**Exercise prompt**
Only lines with the word "лучше" are needed; collect each of them from the listing below.

**Provided entries**

● ● ●

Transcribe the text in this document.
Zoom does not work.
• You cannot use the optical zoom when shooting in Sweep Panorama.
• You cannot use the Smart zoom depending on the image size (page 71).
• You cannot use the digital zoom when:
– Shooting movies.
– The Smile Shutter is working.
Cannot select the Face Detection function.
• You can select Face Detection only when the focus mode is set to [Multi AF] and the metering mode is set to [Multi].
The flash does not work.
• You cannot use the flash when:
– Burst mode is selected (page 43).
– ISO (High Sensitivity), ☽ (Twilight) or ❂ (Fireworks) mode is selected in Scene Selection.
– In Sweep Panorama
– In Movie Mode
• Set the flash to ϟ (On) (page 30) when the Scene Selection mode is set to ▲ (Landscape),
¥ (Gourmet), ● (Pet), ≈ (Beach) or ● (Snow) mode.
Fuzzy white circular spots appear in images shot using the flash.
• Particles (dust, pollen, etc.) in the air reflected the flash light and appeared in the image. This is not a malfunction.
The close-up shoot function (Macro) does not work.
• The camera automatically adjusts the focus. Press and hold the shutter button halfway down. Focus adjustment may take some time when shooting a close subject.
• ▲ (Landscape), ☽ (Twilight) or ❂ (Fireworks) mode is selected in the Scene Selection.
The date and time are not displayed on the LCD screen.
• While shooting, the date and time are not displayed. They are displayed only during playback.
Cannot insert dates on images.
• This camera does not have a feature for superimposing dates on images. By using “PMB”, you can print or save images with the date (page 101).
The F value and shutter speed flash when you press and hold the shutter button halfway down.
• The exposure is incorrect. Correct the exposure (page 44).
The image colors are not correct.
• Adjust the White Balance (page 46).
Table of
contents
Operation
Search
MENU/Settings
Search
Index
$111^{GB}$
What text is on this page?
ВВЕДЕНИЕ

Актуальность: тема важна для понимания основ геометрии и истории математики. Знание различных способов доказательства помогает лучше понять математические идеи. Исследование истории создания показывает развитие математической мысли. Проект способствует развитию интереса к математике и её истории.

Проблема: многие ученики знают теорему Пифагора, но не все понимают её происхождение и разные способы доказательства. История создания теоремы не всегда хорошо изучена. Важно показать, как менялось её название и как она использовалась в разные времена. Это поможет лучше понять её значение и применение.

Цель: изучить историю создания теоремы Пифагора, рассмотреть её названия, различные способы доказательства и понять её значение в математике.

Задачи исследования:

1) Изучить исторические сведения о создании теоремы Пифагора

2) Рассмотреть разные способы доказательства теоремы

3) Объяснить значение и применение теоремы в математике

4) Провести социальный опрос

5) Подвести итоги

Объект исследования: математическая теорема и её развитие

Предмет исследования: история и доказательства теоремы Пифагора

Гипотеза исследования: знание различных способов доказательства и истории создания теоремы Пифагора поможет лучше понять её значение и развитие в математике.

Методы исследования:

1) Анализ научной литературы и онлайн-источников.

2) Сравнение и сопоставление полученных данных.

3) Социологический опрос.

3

● ● ●

**Written answer**
Актуальность: тема важна для понимания основ геометрии и истории математики. Знание различных способов доказательства помогает лучше понять математические идеи. Исследование истории создания показывает развитие математической мысли. Проект способствует развитию интереса к математике и её истории.
Проблема: многие ученики знают теорему Пифагора, но не все понимают её происхождение и разные способы доказательства. История создания теоремы не всегда хорошо изучена. Важно показать, как менялось её название и как она использовалась в разные времена. Это поможет лучше понять её значение и применение.
Гипотеза исследования: знание различных способов доказательства и истории создания теоремы Пифагора поможет лучше понять её значение и развитие в математике.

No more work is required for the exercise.